# START OF DATASET CONTENT
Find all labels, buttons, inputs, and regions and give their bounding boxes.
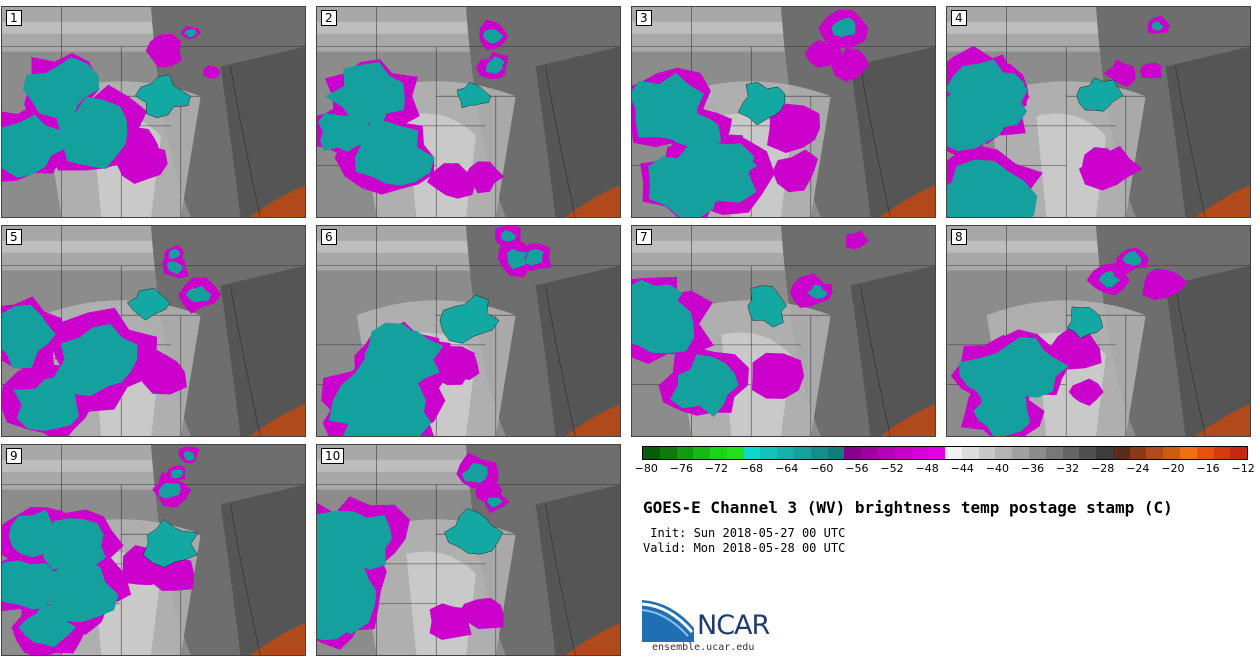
- colorbar-tick-label: −80: [634, 462, 658, 475]
- colorbar-swatch: [1079, 447, 1097, 459]
- ensemble-member-panel: 8: [946, 225, 1251, 437]
- colorbar-swatch: [1062, 447, 1080, 459]
- colorbar-tick-label: −48: [915, 462, 939, 475]
- colorbar-swatch: [961, 447, 979, 459]
- colorbar-tick-label: −72: [704, 462, 729, 475]
- colorbar-swatch: [1045, 447, 1063, 459]
- ensemble-member-panel: 10: [316, 444, 621, 656]
- colorbar-tick-label: −20: [1161, 462, 1185, 475]
- colorbar-tick-label: −60: [810, 462, 834, 475]
- ensemble-member-panel: 4: [946, 6, 1251, 218]
- colorbar-swatch: [710, 447, 727, 459]
- panel-label: 1: [6, 10, 22, 26]
- figure-title: GOES-E Channel 3 (WV) brightness temp po…: [643, 498, 1173, 517]
- colorbar-swatch: [928, 447, 946, 459]
- colorbar-swatch: [995, 447, 1013, 459]
- colorbar-swatch: [877, 447, 895, 459]
- ensemble-member-panel: 7: [631, 225, 936, 437]
- colorbar-tick-label: −16: [1196, 462, 1220, 475]
- ncar-logo-text: NCAR: [697, 610, 770, 641]
- colorbar-swatch: [1230, 447, 1248, 459]
- colorbar-swatch: [827, 447, 845, 459]
- colorbar-swatch: [1129, 447, 1147, 459]
- init-time: Init: Sun 2018-05-27 00 UTC: [643, 526, 846, 540]
- colorbar-tick-label: −24: [1126, 462, 1150, 475]
- colorbar-swatch: [810, 447, 828, 459]
- colorbar-tick-label: −68: [739, 462, 764, 475]
- colorbar-swatch: [978, 447, 996, 459]
- ensemble-member-panel: 3: [631, 6, 936, 218]
- colorbar-tick-label: −52: [880, 462, 904, 475]
- panel-label: 3: [636, 10, 652, 26]
- ensemble-member-panel: 5: [1, 225, 306, 437]
- ensemble-url: ensemble.ucar.edu: [652, 642, 755, 653]
- colorbar-swatch: [844, 447, 862, 459]
- colorbar-swatch: [777, 447, 795, 459]
- colorbar-swatch: [676, 447, 694, 459]
- colorbar-swatch: [1163, 447, 1180, 459]
- colorbar-tick-label: −40: [985, 462, 1009, 475]
- colorbar-swatch: [794, 447, 811, 459]
- ensemble-member-panel: 6: [316, 225, 621, 437]
- panel-label: 5: [6, 229, 22, 245]
- panel-label: 7: [636, 229, 652, 245]
- colorbar-tick-label: −36: [1020, 462, 1045, 475]
- colorbar-swatch: [861, 447, 878, 459]
- valid-time: Valid: Mon 2018-05-28 00 UTC: [643, 541, 846, 555]
- ncar-logo-icon: [642, 600, 694, 642]
- colorbar-tick-label: −76: [669, 462, 693, 475]
- colorbar-swatch: [643, 447, 660, 459]
- colorbar-swatch: [1213, 447, 1231, 459]
- colorbar-swatch: [1112, 447, 1130, 459]
- ensemble-member-panel: 1: [1, 6, 306, 218]
- colorbar-swatch: [726, 447, 744, 459]
- colorbar-swatch: [743, 447, 761, 459]
- ensemble-member-panel: 9: [1, 444, 306, 656]
- colorbar-swatch: [911, 447, 929, 459]
- colorbar-swatch: [1146, 447, 1164, 459]
- colorbar-swatch: [659, 447, 677, 459]
- colorbar-swatch: [945, 447, 962, 459]
- colorbar-swatch: [1196, 447, 1214, 459]
- colorbar-swatch: [760, 447, 778, 459]
- colorbar-swatch: [1096, 447, 1113, 459]
- colorbar-ticks: −80 −76 −72 −68 −64 −60 −56 −52 −48 −44 −40 −36 −32−…: [635, 460, 1255, 478]
- colorbar-tick-label: −64: [775, 462, 799, 475]
- colorbar-tick-label: −44: [950, 462, 974, 475]
- colorbar-swatch: [1180, 447, 1197, 459]
- colorbar-tick-label: −28: [1091, 462, 1115, 475]
- colorbar-legend: −80 −76 −72 −68 −64 −60 −56 −52 −48 −44 −40 −36 −32−…: [635, 446, 1255, 478]
- colorbar-swatch: [693, 447, 711, 459]
- colorbar-tick-label: −56: [845, 462, 869, 475]
- panel-label: 8: [951, 229, 967, 245]
- colorbar-tick-label: −12: [1231, 462, 1255, 475]
- colorbar-tick-label: −32: [1055, 462, 1080, 475]
- panel-label: 6: [321, 229, 337, 245]
- colorbar: [642, 446, 1248, 460]
- panel-label: 9: [6, 448, 22, 464]
- colorbar-swatch: [1012, 447, 1029, 459]
- colorbar-swatch: [894, 447, 912, 459]
- panel-label: 2: [321, 10, 337, 26]
- panel-label: 10: [321, 448, 345, 464]
- ensemble-member-panel: 2: [316, 6, 621, 218]
- panel-label: 4: [951, 10, 967, 26]
- colorbar-swatch: [1028, 447, 1046, 459]
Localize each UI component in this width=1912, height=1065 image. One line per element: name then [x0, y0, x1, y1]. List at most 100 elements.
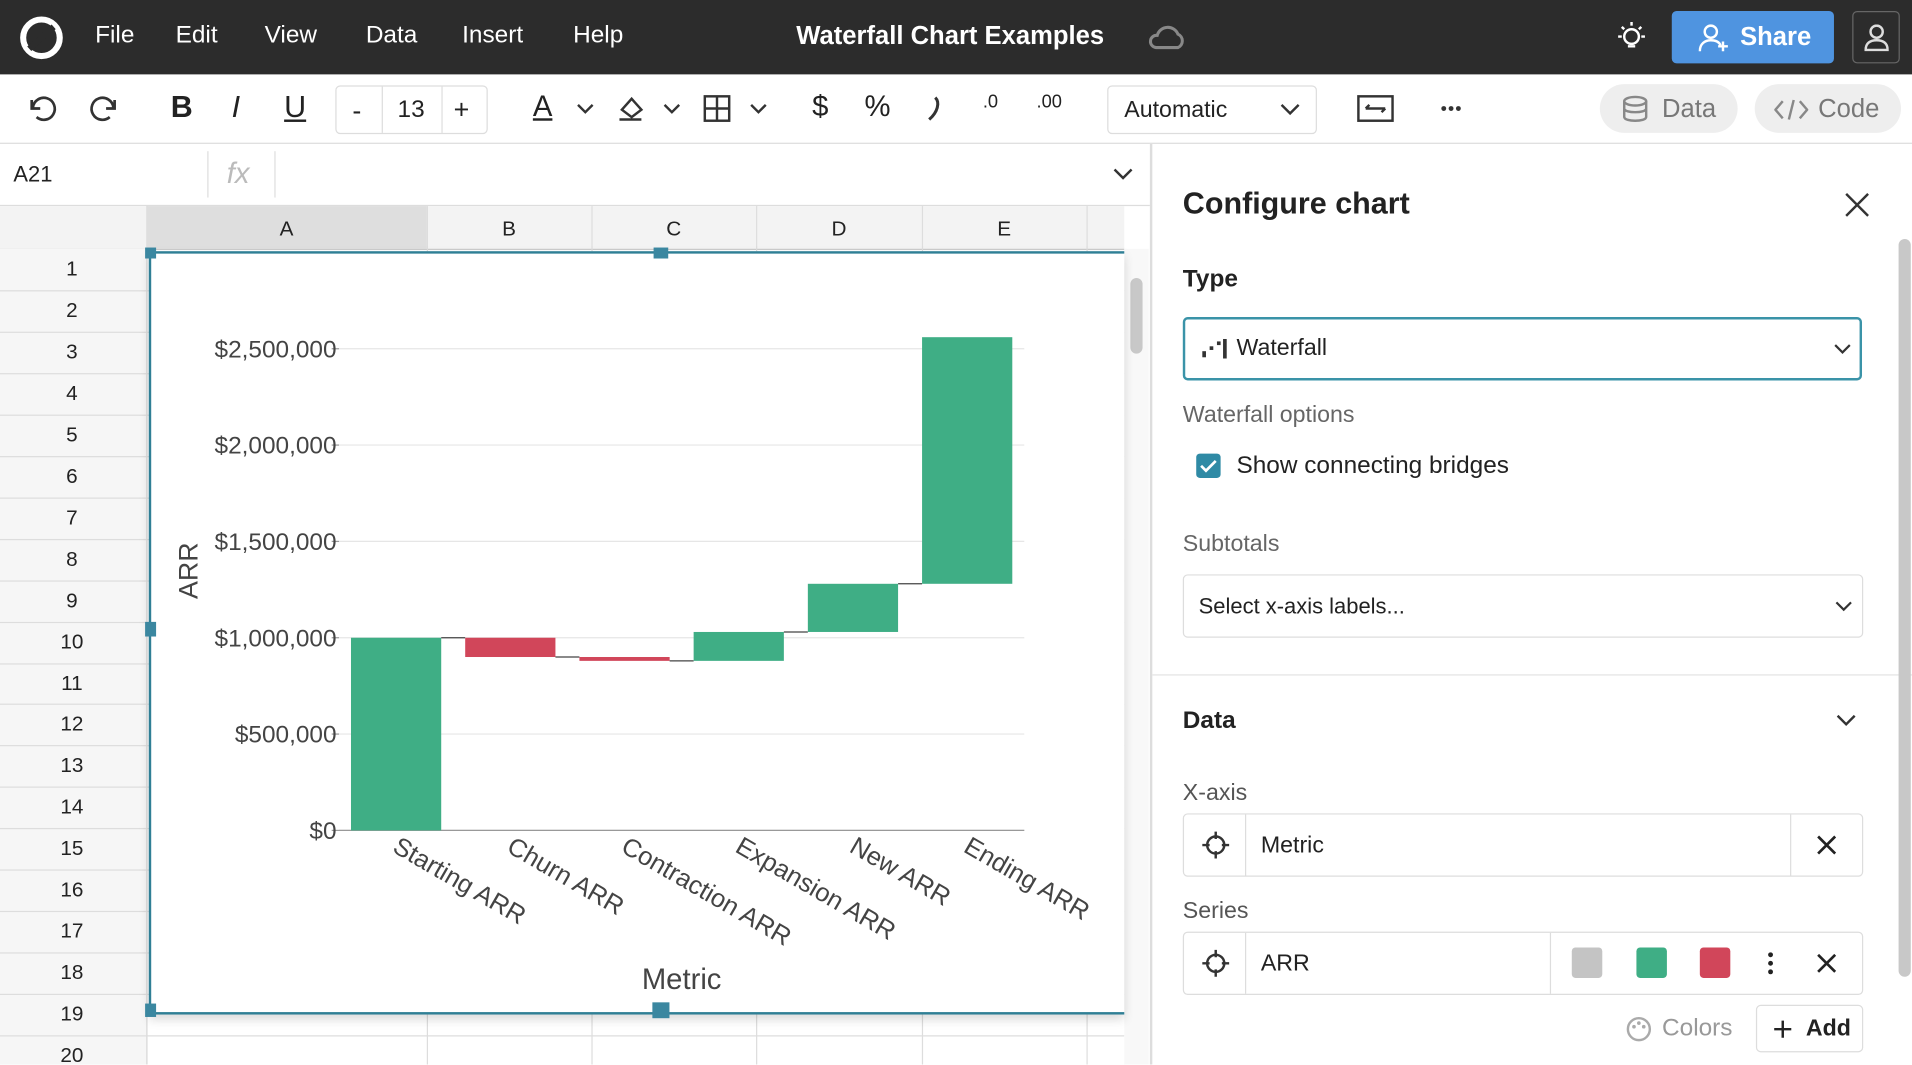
bar	[579, 657, 670, 661]
row-header[interactable]: 1	[66, 257, 78, 281]
add-label: Add	[1805, 1015, 1851, 1042]
y-tick-label: $1,000,000	[215, 625, 337, 652]
row-header[interactable]: 13	[60, 754, 84, 778]
row-header[interactable]: 18	[60, 961, 84, 985]
colors-button[interactable]: Colors	[1662, 1014, 1733, 1042]
row-header[interactable]: 15	[60, 836, 84, 861]
panel-title: Configure chart	[1182, 186, 1410, 221]
row-header[interactable]: 4	[66, 381, 78, 405]
type-select[interactable]: Waterfall	[1182, 317, 1863, 381]
column-header[interactable]: D	[831, 217, 847, 241]
panel-scrollbar[interactable]	[1898, 239, 1911, 977]
column-header[interactable]: A	[279, 217, 294, 241]
row-header[interactable]: 11	[61, 671, 83, 695]
row-header[interactable]: 7	[66, 505, 78, 529]
close-panel[interactable]	[1844, 191, 1871, 218]
menu-item[interactable]: Help	[573, 21, 624, 49]
target-icon[interactable]	[1201, 949, 1230, 978]
series-menu[interactable]	[1767, 951, 1774, 975]
xaxis-value: Metric	[1260, 832, 1324, 859]
remove-series[interactable]	[1817, 953, 1837, 974]
y-tick-label: $2,000,000	[215, 433, 337, 460]
doc-title[interactable]: Waterfall Chart Examples	[796, 21, 1105, 50]
undo-redo[interactable]	[24, 93, 122, 125]
series-color-swatch[interactable]	[1699, 947, 1731, 978]
font-size-plus[interactable]: +	[453, 93, 470, 125]
logo[interactable]	[20, 15, 64, 61]
menu-item[interactable]: Data	[365, 21, 418, 49]
data-section[interactable]: Data	[1182, 707, 1236, 735]
text-color-button[interactable]: A	[532, 90, 553, 124]
y-tick-label: $2,500,000	[215, 336, 337, 363]
row-header[interactable]: 5	[66, 422, 78, 447]
row-header[interactable]: 9	[66, 588, 78, 612]
menu-item[interactable]: View	[264, 21, 318, 49]
bold-button[interactable]: B	[170, 90, 193, 125]
row-header[interactable]: 20	[60, 1043, 84, 1065]
options-label: Waterfall options	[1182, 402, 1355, 429]
increase-decimals[interactable]: .00	[1036, 91, 1062, 113]
subtotals-placeholder: Select x-axis labels...	[1198, 593, 1405, 619]
number-format-select[interactable]: Automatic	[1107, 85, 1317, 135]
theme-icon[interactable]	[1616, 21, 1648, 55]
sheet-scrollbar[interactable]	[1124, 248, 1149, 1065]
cell-reference[interactable]: A21	[13, 162, 53, 187]
format-icons[interactable]	[573, 93, 768, 125]
column-header[interactable]: E	[997, 217, 1012, 241]
expand-formula[interactable]	[1112, 166, 1134, 183]
series-value: ARR	[1260, 951, 1310, 977]
currency-button[interactable]: $	[812, 90, 829, 124]
decrease-decimals[interactable]: .0	[982, 91, 999, 113]
font-size-value[interactable]: 13	[397, 96, 425, 124]
panel-divider	[1149, 143, 1153, 1065]
top-bar	[0, 0, 1912, 75]
remove-xaxis[interactable]	[1817, 835, 1837, 855]
code-label: Code	[1818, 95, 1880, 124]
row-header[interactable]: 10	[60, 629, 84, 654]
series-color-swatch[interactable]	[1571, 947, 1603, 978]
collapse-data[interactable]	[1835, 712, 1857, 729]
share-label: Share	[1740, 23, 1812, 52]
comma-button[interactable]	[924, 95, 944, 124]
bridges-option[interactable]: Show connecting bridges	[1236, 452, 1509, 480]
user-icon	[1864, 24, 1889, 52]
row-header[interactable]: 19	[60, 1002, 84, 1026]
subtotals-select[interactable]: Select x-axis labels...	[1182, 574, 1864, 638]
row-header[interactable]: 16	[60, 878, 84, 902]
code-button[interactable]: Code	[1754, 84, 1902, 133]
font-size-minus[interactable]: -	[352, 95, 362, 126]
series-color-swatch[interactable]	[1635, 947, 1667, 978]
share-button[interactable]: Share	[1671, 10, 1834, 64]
row-header[interactable]: 12	[60, 712, 84, 736]
data-button[interactable]: Data	[1599, 84, 1738, 133]
row-header[interactable]: 3	[66, 340, 78, 364]
xaxis-label: X-axis	[1182, 780, 1248, 807]
menu-item[interactable]: File	[95, 21, 135, 49]
waterfall-icon	[1202, 338, 1227, 359]
percent-button[interactable]: %	[864, 90, 891, 124]
add-series-button[interactable]: Add	[1755, 1004, 1864, 1053]
menu-item[interactable]: Insert	[462, 21, 524, 49]
x-tick-label: Ending ARR	[959, 832, 1094, 926]
underline-button[interactable]: U	[284, 90, 307, 125]
subtotals-label: Subtotals	[1182, 531, 1280, 558]
column-header[interactable]: B	[502, 217, 517, 241]
cloud-icon	[1148, 25, 1184, 50]
x-axis-title: Metric	[642, 964, 722, 996]
row-header[interactable]: 8	[66, 547, 78, 571]
resize-handles[interactable]	[145, 247, 670, 1019]
more-icons[interactable]	[1356, 93, 1478, 125]
bridges-checkbox[interactable]	[1195, 452, 1222, 479]
bar	[465, 637, 556, 658]
italic-button[interactable]: I	[231, 90, 241, 125]
target-icon[interactable]	[1201, 830, 1230, 859]
row-header[interactable]: 6	[66, 464, 78, 488]
fx-box: fx	[207, 151, 276, 198]
account-button[interactable]	[1852, 10, 1900, 64]
row-header[interactable]: 14	[60, 795, 84, 819]
menu-item[interactable]: Edit	[175, 21, 218, 49]
row-header[interactable]: 2	[66, 298, 78, 322]
column-header[interactable]: C	[666, 217, 682, 241]
row-header[interactable]: 17	[60, 919, 84, 943]
bar	[693, 631, 784, 661]
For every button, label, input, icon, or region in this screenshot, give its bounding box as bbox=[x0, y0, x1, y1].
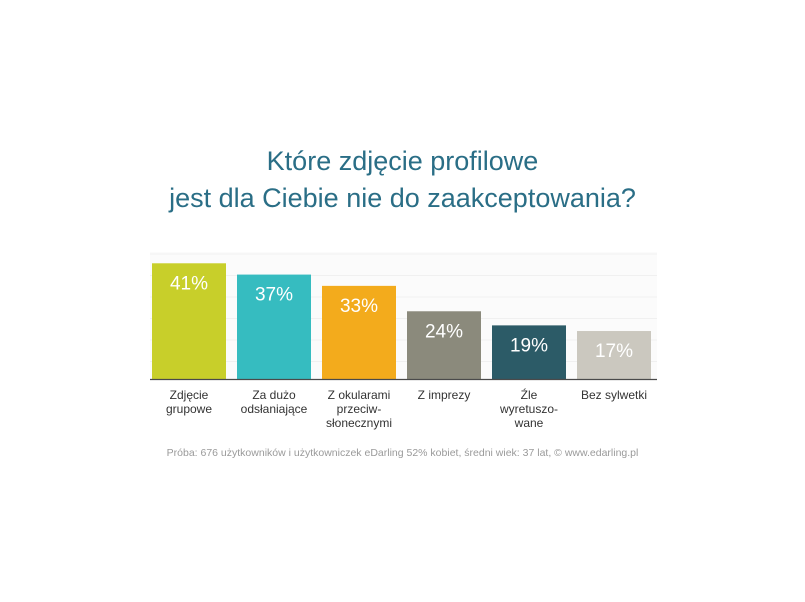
category-label: grupowe bbox=[166, 402, 212, 416]
category-label: Za dużo bbox=[252, 388, 296, 402]
category-label: przeciw- bbox=[337, 402, 382, 416]
chart-grid bbox=[150, 252, 657, 379]
category-label: wyretuszo- bbox=[499, 402, 558, 416]
bar bbox=[237, 274, 311, 379]
category-label: Zdjęcie bbox=[170, 388, 209, 402]
category-label: Z imprezy bbox=[418, 388, 471, 402]
category-label: Bez sylwetki bbox=[581, 388, 647, 402]
category-label: odsłaniające bbox=[241, 402, 308, 416]
category-label: słonecznymi bbox=[326, 416, 392, 430]
bar-value-label: 17% bbox=[595, 341, 633, 362]
category-label: wane bbox=[514, 416, 544, 430]
category-label: Źle bbox=[521, 387, 538, 402]
bar-value-label: 24% bbox=[425, 321, 463, 342]
bar bbox=[322, 285, 396, 379]
bar bbox=[152, 263, 226, 379]
chart-bars: 41% 37% 33% 24% 19% 17% bbox=[152, 263, 651, 379]
plot-background bbox=[150, 252, 657, 379]
bar-value-label: 19% bbox=[510, 335, 548, 356]
bar bbox=[577, 331, 651, 379]
category-label: Z okularami bbox=[328, 388, 391, 402]
chart-title-line2: jest dla Ciebie nie do zaakceptowania? bbox=[169, 183, 636, 213]
bar bbox=[492, 325, 566, 379]
bar bbox=[407, 311, 481, 379]
bar-value-label: 37% bbox=[255, 285, 293, 306]
chart-title-line1: Które zdjęcie profilowe bbox=[266, 146, 539, 176]
bar-value-label: 41% bbox=[170, 273, 208, 294]
footnote: Próba: 676 użytkowników i użytkowniczek … bbox=[166, 447, 639, 459]
bar-value-label: 33% bbox=[340, 296, 378, 317]
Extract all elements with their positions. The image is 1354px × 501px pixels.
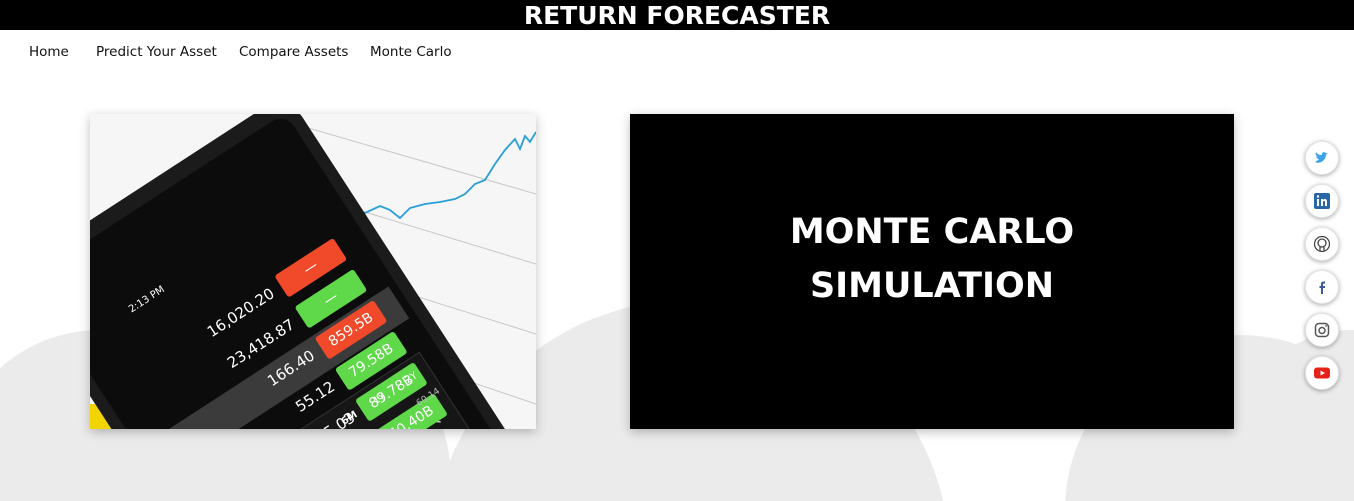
- linkedin-button[interactable]: [1305, 184, 1339, 218]
- youtube-button[interactable]: [1305, 356, 1339, 390]
- nav-link[interactable]: Predict Your Asset: [96, 44, 217, 60]
- github-button[interactable]: [1305, 227, 1339, 261]
- instagram-icon: [1314, 322, 1330, 338]
- site-header: RETURN FORECASTER: [0, 0, 1354, 30]
- monte-carlo-card[interactable]: MONTE CARLO SIMULATION: [630, 114, 1234, 429]
- nav-link[interactable]: Monte Carlo: [370, 44, 452, 60]
- ticker-badge: [356, 363, 427, 421]
- ticker-badge: [376, 394, 447, 429]
- youtube-icon: [1314, 367, 1330, 379]
- site-title: RETURN FORECASTER: [523, 1, 831, 30]
- card-title: MONTE CARLO: [789, 212, 1075, 252]
- linkedin-icon: [1314, 193, 1330, 209]
- stock-photo: 2:13 PM 16,020.20—23,418.87—166.40859.5B5…: [90, 114, 536, 429]
- instagram-button[interactable]: [1305, 313, 1339, 347]
- card-title: SIMULATION: [809, 266, 1055, 306]
- ticker-badge: [295, 269, 367, 328]
- nav-link[interactable]: Compare Assets: [239, 44, 349, 60]
- facebook-button[interactable]: [1305, 270, 1339, 304]
- nav-link[interactable]: Home: [29, 44, 69, 60]
- twitter-icon: [1315, 152, 1328, 163]
- twitter-button[interactable]: [1305, 141, 1339, 175]
- github-icon: [1314, 236, 1330, 252]
- ticker-badge: [315, 301, 387, 359]
- stock-image-card[interactable]: 2:13 PM 16,020.20—23,418.87—166.40 859.5B 5…: [90, 114, 536, 429]
- facebook-icon: [1319, 281, 1325, 294]
- ticker-badge: [275, 238, 347, 297]
- ticker-badge: [335, 332, 407, 390]
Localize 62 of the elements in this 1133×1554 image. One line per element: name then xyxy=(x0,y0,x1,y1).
# END OF DATASET CONTENT
* _INSTRUCTIONS FOR THE TASK_:
Extract the lines from the entries above verbatim, starting with the line that contains "- linkedin-button[interactable]: [1305, 184, 1339, 218]" and continuing through the line that contains "- instagram-icon: [1314, 322, 1330, 338]", both included.

* _SOLUTION_:
- linkedin-button[interactable]: [1305, 184, 1339, 218]
- youtube-button[interactable]: [1305, 356, 1339, 390]
- nav-link[interactable]: Predict Your Asset: [96, 44, 217, 60]
- github-button[interactable]: [1305, 227, 1339, 261]
- instagram-icon: [1314, 322, 1330, 338]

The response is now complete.